Stated exercise >> Copy the listing verbatim, excluding any images found in it.

Records shown >>
┌────────
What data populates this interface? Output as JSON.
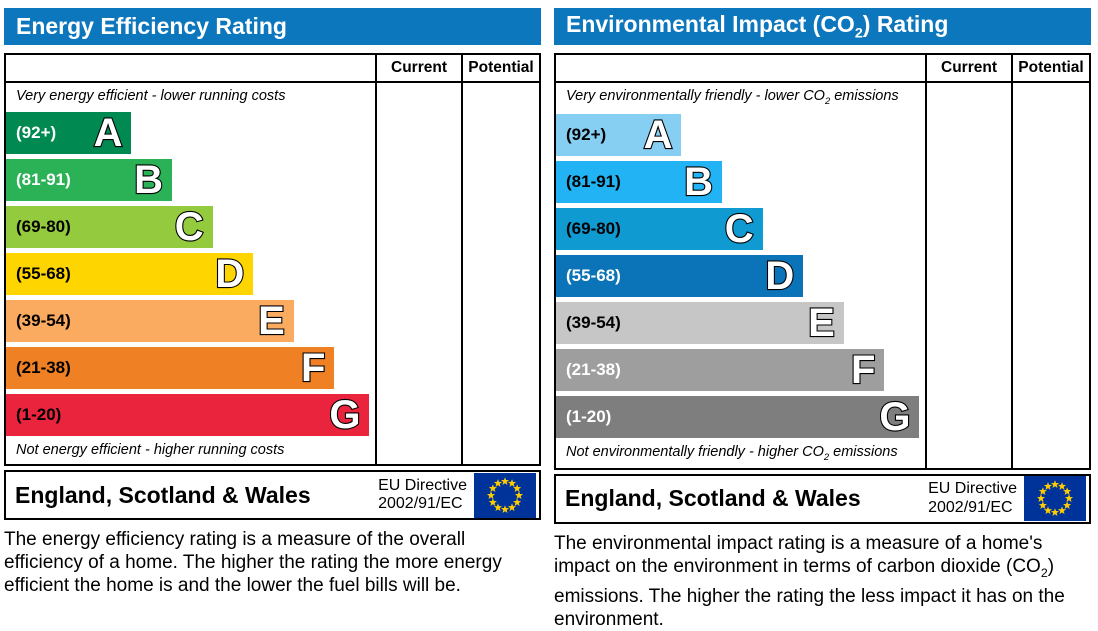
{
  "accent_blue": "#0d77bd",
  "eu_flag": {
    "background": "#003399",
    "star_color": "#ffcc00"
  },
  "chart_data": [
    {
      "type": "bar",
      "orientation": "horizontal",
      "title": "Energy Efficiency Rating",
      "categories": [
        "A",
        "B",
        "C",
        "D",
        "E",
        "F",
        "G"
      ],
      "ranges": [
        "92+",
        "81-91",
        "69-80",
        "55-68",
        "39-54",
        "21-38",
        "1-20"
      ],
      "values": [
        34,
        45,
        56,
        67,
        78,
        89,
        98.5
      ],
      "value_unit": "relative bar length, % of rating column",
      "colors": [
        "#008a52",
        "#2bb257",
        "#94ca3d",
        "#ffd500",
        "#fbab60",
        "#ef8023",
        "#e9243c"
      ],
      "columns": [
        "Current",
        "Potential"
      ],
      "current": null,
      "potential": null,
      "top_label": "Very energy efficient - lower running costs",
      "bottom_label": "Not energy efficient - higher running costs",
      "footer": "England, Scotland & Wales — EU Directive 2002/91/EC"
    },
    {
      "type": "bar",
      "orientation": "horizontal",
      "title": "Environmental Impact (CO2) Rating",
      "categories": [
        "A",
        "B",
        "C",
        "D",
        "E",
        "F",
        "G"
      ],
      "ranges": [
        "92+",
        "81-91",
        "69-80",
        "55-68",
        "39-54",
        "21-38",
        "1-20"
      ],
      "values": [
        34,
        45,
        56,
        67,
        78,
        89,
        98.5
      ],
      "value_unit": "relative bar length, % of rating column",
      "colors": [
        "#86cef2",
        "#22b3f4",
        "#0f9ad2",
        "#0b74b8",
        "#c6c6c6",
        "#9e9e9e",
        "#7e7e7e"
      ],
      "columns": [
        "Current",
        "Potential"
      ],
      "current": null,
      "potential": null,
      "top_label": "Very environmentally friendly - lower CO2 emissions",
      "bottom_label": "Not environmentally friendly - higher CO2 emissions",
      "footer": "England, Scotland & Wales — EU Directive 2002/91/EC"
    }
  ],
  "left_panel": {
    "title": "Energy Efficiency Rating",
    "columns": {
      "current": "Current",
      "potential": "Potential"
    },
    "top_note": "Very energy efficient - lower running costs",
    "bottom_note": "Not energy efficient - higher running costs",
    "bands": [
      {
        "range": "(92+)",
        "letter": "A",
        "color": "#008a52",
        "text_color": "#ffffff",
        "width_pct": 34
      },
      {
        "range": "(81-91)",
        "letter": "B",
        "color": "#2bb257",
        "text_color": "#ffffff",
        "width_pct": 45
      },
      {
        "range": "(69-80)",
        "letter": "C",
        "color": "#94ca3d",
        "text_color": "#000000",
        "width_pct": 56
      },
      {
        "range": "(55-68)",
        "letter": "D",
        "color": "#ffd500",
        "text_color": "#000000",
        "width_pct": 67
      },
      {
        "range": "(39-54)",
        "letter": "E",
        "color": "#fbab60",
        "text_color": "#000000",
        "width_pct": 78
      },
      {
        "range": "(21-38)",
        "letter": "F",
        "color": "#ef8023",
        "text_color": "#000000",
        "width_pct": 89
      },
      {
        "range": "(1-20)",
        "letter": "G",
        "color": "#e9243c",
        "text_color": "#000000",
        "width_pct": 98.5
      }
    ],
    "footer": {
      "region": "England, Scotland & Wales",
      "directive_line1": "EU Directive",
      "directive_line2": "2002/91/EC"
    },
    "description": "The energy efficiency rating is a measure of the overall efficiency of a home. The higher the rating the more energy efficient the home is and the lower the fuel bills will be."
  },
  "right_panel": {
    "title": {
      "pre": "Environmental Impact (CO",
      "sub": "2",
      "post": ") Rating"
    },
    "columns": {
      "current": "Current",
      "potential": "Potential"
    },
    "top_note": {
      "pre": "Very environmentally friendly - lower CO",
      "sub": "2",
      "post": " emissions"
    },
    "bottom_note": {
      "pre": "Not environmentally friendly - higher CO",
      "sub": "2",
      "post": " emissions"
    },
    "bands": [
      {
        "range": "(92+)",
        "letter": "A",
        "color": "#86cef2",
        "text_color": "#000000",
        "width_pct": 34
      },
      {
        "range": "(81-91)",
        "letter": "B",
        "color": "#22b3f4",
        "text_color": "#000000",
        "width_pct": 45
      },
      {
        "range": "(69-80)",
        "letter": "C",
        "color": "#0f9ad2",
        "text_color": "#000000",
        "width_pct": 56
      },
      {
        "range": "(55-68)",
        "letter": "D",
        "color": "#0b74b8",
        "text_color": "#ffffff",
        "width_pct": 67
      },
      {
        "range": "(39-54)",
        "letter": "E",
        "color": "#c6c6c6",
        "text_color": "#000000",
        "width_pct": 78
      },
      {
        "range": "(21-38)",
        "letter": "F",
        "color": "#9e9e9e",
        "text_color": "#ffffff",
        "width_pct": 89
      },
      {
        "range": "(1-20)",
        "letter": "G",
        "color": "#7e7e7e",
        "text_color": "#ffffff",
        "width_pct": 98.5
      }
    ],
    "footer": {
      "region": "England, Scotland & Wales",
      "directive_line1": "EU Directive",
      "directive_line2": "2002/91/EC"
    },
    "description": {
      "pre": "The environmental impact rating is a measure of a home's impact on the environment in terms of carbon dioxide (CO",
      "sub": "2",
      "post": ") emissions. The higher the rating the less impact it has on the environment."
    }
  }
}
└────────
Correct result >>
What data populates this interface? Output as JSON.
{
  "accent_blue": "#0d77bd",
  "eu_flag": {
    "background": "#003399",
    "star_color": "#ffcc00"
  },
  "chart_data": [
    {
      "type": "bar",
      "orientation": "horizontal",
      "title": "Energy Efficiency Rating",
      "categories": [
        "A",
        "B",
        "C",
        "D",
        "E",
        "F",
        "G"
      ],
      "ranges": [
        "92+",
        "81-91",
        "69-80",
        "55-68",
        "39-54",
        "21-38",
        "1-20"
      ],
      "values": [
        34,
        45,
        56,
        67,
        78,
        89,
        98.5
      ],
      "value_unit": "relative bar length, % of rating column",
      "colors": [
        "#008a52",
        "#2bb257",
        "#94ca3d",
        "#ffd500",
        "#fbab60",
        "#ef8023",
        "#e9243c"
      ],
      "columns": [
        "Current",
        "Potential"
      ],
      "current": null,
      "potential": null,
      "top_label": "Very energy efficient - lower running costs",
      "bottom_label": "Not energy efficient - higher running costs",
      "footer": "England, Scotland & Wales — EU Directive 2002/91/EC"
    },
    {
      "type": "bar",
      "orientation": "horizontal",
      "title": "Environmental Impact (CO2) Rating",
      "categories": [
        "A",
        "B",
        "C",
        "D",
        "E",
        "F",
        "G"
      ],
      "ranges": [
        "92+",
        "81-91",
        "69-80",
        "55-68",
        "39-54",
        "21-38",
        "1-20"
      ],
      "values": [
        34,
        45,
        56,
        67,
        78,
        89,
        98.5
      ],
      "value_unit": "relative bar length, % of rating column",
      "colors": [
        "#86cef2",
        "#22b3f4",
        "#0f9ad2",
        "#0b74b8",
        "#c6c6c6",
        "#9e9e9e",
        "#7e7e7e"
      ],
      "columns": [
        "Current",
        "Potential"
      ],
      "current": null,
      "potential": null,
      "top_label": "Very environmentally friendly - lower CO2 emissions",
      "bottom_label": "Not environmentally friendly - higher CO2 emissions",
      "footer": "England, Scotland & Wales — EU Directive 2002/91/EC"
    }
  ],
  "left_panel": {
    "title": "Energy Efficiency Rating",
    "columns": {
      "current": "Current",
      "potential": "Potential"
    },
    "top_note": "Very energy efficient - lower running costs",
    "bottom_note": "Not energy efficient - higher running costs",
    "bands": [
      {
        "range": "(92+)",
        "letter": "A",
        "color": "#008a52",
        "text_color": "#ffffff",
        "width_pct": 34
      },
      {
        "range": "(81-91)",
        "letter": "B",
        "color": "#2bb257",
        "text_color": "#ffffff",
        "width_pct": 45
      },
      {
        "range": "(69-80)",
        "letter": "C",
        "color": "#94ca3d",
        "text_color": "#000000",
        "width_pct": 56
      },
      {
        "range": "(55-68)",
        "letter": "D",
        "color": "#ffd500",
        "text_color": "#000000",
        "width_pct": 67
      },
      {
        "range": "(39-54)",
        "letter": "E",
        "color": "#fbab60",
        "text_color": "#000000",
        "width_pct": 78
      },
      {
        "range": "(21-38)",
        "letter": "F",
        "color": "#ef8023",
        "text_color": "#000000",
        "width_pct": 89
      },
      {
        "range": "(1-20)",
        "letter": "G",
        "color": "#e9243c",
        "text_color": "#000000",
        "width_pct": 98.5
      }
    ],
    "footer": {
      "region": "England, Scotland & Wales",
      "directive_line1": "EU Directive",
      "directive_line2": "2002/91/EC"
    },
    "description": "The energy efficiency rating is a measure of the overall efficiency of a home. The higher the rating the more energy efficient the home is and the lower the fuel bills will be."
  },
  "right_panel": {
    "title": {
      "pre": "Environmental Impact (CO",
      "sub": "2",
      "post": ") Rating"
    },
    "columns": {
      "current": "Current",
      "potential": "Potential"
    },
    "top_note": {
      "pre": "Very environmentally friendly - lower CO",
      "sub": "2",
      "post": " emissions"
    },
    "bottom_note": {
      "pre": "Not environmentally friendly - higher CO",
      "sub": "2",
      "post": " emissions"
    },
    "bands": [
      {
        "range": "(92+)",
        "letter": "A",
        "color": "#86cef2",
        "text_color": "#000000",
        "width_pct": 34
      },
      {
        "range": "(81-91)",
        "letter": "B",
        "color": "#22b3f4",
        "text_color": "#000000",
        "width_pct": 45
      },
      {
        "range": "(69-80)",
        "letter": "C",
        "color": "#0f9ad2",
        "text_color": "#000000",
        "width_pct": 56
      },
      {
        "range": "(55-68)",
        "letter": "D",
        "color": "#0b74b8",
        "text_color": "#ffffff",
        "width_pct": 67
      },
      {
        "range": "(39-54)",
        "letter": "E",
        "color": "#c6c6c6",
        "text_color": "#000000",
        "width_pct": 78
      },
      {
        "range": "(21-38)",
        "letter": "F",
        "color": "#9e9e9e",
        "text_color": "#ffffff",
        "width_pct": 89
      },
      {
        "range": "(1-20)",
        "letter": "G",
        "color": "#7e7e7e",
        "text_color": "#ffffff",
        "width_pct": 98.5
      }
    ],
    "footer": {
      "region": "England, Scotland & Wales",
      "directive_line1": "EU Directive",
      "directive_line2": "2002/91/EC"
    },
    "description": {
      "pre": "The environmental impact rating is a measure of a home's impact on the environment in terms of carbon dioxide (CO",
      "sub": "2",
      "post": ") emissions. The higher the rating the less impact it has on the environment."
    }
  }
}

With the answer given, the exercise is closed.